Request: Restate the records in their entirety, word for word.

(Stored records)
-=-=-
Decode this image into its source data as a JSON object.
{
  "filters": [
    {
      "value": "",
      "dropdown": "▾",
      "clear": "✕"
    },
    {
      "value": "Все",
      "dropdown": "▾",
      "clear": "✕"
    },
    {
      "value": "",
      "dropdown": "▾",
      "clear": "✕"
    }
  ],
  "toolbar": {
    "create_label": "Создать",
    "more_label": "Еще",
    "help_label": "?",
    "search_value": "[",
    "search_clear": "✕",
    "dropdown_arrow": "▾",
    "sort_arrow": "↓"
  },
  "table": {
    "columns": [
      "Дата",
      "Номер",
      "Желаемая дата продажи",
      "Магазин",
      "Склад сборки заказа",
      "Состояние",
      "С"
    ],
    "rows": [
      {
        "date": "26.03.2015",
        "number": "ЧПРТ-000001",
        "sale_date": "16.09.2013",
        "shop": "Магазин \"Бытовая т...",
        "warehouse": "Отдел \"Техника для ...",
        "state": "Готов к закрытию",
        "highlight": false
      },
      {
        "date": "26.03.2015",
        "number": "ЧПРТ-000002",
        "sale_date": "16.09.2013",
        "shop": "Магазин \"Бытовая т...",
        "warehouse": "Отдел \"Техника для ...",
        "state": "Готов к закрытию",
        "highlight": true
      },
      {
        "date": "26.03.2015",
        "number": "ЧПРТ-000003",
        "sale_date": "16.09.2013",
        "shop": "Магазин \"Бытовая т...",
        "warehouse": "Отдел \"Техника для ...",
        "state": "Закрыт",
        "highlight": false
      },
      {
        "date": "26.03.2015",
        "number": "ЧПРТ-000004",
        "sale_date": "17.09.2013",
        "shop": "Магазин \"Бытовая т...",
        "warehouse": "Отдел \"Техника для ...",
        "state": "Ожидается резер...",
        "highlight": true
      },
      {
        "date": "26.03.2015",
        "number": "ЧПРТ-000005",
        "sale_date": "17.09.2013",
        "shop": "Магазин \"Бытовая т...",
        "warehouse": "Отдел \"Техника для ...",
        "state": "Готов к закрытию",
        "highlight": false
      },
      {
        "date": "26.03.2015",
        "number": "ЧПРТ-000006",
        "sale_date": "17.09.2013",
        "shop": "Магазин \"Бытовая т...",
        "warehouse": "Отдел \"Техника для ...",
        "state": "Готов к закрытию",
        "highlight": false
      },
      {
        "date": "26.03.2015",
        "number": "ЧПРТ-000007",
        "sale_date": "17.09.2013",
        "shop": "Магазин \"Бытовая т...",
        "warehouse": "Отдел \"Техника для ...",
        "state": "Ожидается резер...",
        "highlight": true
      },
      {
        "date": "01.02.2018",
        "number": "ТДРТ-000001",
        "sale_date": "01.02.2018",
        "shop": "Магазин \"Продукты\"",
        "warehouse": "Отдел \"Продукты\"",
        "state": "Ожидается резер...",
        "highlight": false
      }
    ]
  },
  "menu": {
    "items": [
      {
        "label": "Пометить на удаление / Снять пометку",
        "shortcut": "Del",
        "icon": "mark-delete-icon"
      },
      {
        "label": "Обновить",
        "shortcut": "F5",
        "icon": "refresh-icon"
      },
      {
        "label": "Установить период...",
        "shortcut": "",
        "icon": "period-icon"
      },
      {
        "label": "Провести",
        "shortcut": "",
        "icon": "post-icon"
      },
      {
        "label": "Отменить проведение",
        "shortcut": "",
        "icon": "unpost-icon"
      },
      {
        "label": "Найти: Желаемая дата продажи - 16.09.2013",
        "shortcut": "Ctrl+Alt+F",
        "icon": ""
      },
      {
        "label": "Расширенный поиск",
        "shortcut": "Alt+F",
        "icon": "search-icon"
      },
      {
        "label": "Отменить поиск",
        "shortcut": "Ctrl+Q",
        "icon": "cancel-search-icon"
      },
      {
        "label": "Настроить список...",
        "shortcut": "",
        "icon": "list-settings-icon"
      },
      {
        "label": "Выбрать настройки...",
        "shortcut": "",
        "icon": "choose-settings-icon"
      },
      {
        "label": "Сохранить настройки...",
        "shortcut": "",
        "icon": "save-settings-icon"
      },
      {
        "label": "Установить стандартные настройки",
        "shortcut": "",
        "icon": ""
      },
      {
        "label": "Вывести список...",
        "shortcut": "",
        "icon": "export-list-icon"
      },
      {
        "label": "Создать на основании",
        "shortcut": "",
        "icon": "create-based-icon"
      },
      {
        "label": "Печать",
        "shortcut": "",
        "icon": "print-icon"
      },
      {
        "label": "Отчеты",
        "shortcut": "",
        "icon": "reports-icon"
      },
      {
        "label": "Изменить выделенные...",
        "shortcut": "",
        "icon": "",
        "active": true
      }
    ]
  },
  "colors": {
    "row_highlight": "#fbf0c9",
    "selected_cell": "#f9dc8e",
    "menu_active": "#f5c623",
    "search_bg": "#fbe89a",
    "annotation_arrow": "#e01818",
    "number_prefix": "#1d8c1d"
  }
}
-=-=-
Output for this exercise:
Decode this image into its source data as a JSON object.
{
  "filters": [
    {
      "value": "",
      "dropdown": "▾",
      "clear": "✕"
    },
    {
      "value": "Все",
      "dropdown": "▾",
      "clear": "✕"
    },
    {
      "value": "",
      "dropdown": "▾",
      "clear": "✕"
    }
  ],
  "toolbar": {
    "create_label": "Создать",
    "more_label": "Еще",
    "help_label": "?",
    "search_value": "[",
    "search_clear": "✕",
    "dropdown_arrow": "▾",
    "sort_arrow": "↓"
  },
  "table": {
    "columns": [
      "Дата",
      "Номер",
      "Желаемая дата продажи",
      "Магазин",
      "Склад сборки заказа",
      "Состояние",
      "С"
    ],
    "rows": [
      {
        "date": "26.03.2015",
        "number": "ЧПРТ-000001",
        "sale_date": "16.09.2013",
        "shop": "Магазин \"Бытовая т...",
        "warehouse": "Отдел \"Техника для ...",
        "state": "Готов к закрытию",
        "highlight": false
      },
      {
        "date": "26.03.2015",
        "number": "ЧПРТ-000002",
        "sale_date": "16.09.2013",
        "shop": "Магазин \"Бытовая т...",
        "warehouse": "Отдел \"Техника для ...",
        "state": "Готов к закрытию",
        "highlight": true
      },
      {
        "date": "26.03.2015",
        "number": "ЧПРТ-000003",
        "sale_date": "16.09.2013",
        "shop": "Магазин \"Бытовая т...",
        "warehouse": "Отдел \"Техника для ...",
        "state": "Закрыт",
        "highlight": false
      },
      {
        "date": "26.03.2015",
        "number": "ЧПРТ-000004",
        "sale_date": "17.09.2013",
        "shop": "Магазин \"Бытовая т...",
        "warehouse": "Отдел \"Техника для ...",
        "state": "Ожидается резер...",
        "highlight": true
      },
      {
        "date": "26.03.2015",
        "number": "ЧПРТ-000005",
        "sale_date": "17.09.2013",
        "shop": "Магазин \"Бытовая т...",
        "warehouse": "Отдел \"Техника для ...",
        "state": "Готов к закрытию",
        "highlight": false
      },
      {
        "date": "26.03.2015",
        "number": "ЧПРТ-000006",
        "sale_date": "17.09.2013",
        "shop": "Магазин \"Бытовая т...",
        "warehouse": "Отдел \"Техника для ...",
        "state": "Готов к закрытию",
        "highlight": false
      },
      {
        "date": "26.03.2015",
        "number": "ЧПРТ-000007",
        "sale_date": "17.09.2013",
        "shop": "Магазин \"Бытовая т...",
        "warehouse": "Отдел \"Техника для ...",
        "state": "Ожидается резер...",
        "highlight": true
      },
      {
        "date": "01.02.2018",
        "number": "ТДРТ-000001",
        "sale_date": "01.02.2018",
        "shop": "Магазин \"Продукты\"",
        "warehouse": "Отдел \"Продукты\"",
        "state": "Ожидается резер...",
        "highlight": false
      }
    ]
  },
  "menu": {
    "items": [
      {
        "label": "Пометить на удаление / Снять пометку",
        "shortcut": "Del",
        "icon": "mark-delete-icon"
      },
      {
        "label": "Обновить",
        "shortcut": "F5",
        "icon": "refresh-icon"
      },
      {
        "label": "Установить период...",
        "shortcut": "",
        "icon": "period-icon"
      },
      {
        "label": "Провести",
        "shortcut": "",
        "icon": "post-icon"
      },
      {
        "label": "Отменить проведение",
        "shortcut": "",
        "icon": "unpost-icon"
      },
      {
        "label": "Найти: Желаемая дата продажи - 16.09.2013",
        "shortcut": "Ctrl+Alt+F",
        "icon": ""
      },
      {
        "label": "Расширенный поиск",
        "shortcut": "Alt+F",
        "icon": "search-icon"
      },
      {
        "label": "Отменить поиск",
        "shortcut": "Ctrl+Q",
        "icon": "cancel-search-icon"
      },
      {
        "label": "Настроить список...",
        "shortcut": "",
        "icon": "list-settings-icon"
      },
      {
        "label": "Выбрать настройки...",
        "shortcut": "",
        "icon": "choose-settings-icon"
      },
      {
        "label": "Сохранить настройки...",
        "shortcut": "",
        "icon": "save-settings-icon"
      },
      {
        "label": "Установить стандартные настройки",
        "shortcut": "",
        "icon": ""
      },
      {
        "label": "Вывести список...",
        "shortcut": "",
        "icon": "export-list-icon"
      },
      {
        "label": "Создать на основании",
        "shortcut": "",
        "icon": "create-based-icon"
      },
      {
        "label": "Печать",
        "shortcut": "",
        "icon": "print-icon"
      },
      {
        "label": "Отчеты",
        "shortcut": "",
        "icon": "reports-icon"
      },
      {
        "label": "Изменить выделенные...",
        "shortcut": "",
        "icon": "",
        "active": true
      }
    ]
  },
  "colors": {
    "row_highlight": "#fbf0c9",
    "selected_cell": "#f9dc8e",
    "menu_active": "#f5c623",
    "search_bg": "#fbe89a",
    "annotation_arrow": "#e01818",
    "number_prefix": "#1d8c1d"
  }
}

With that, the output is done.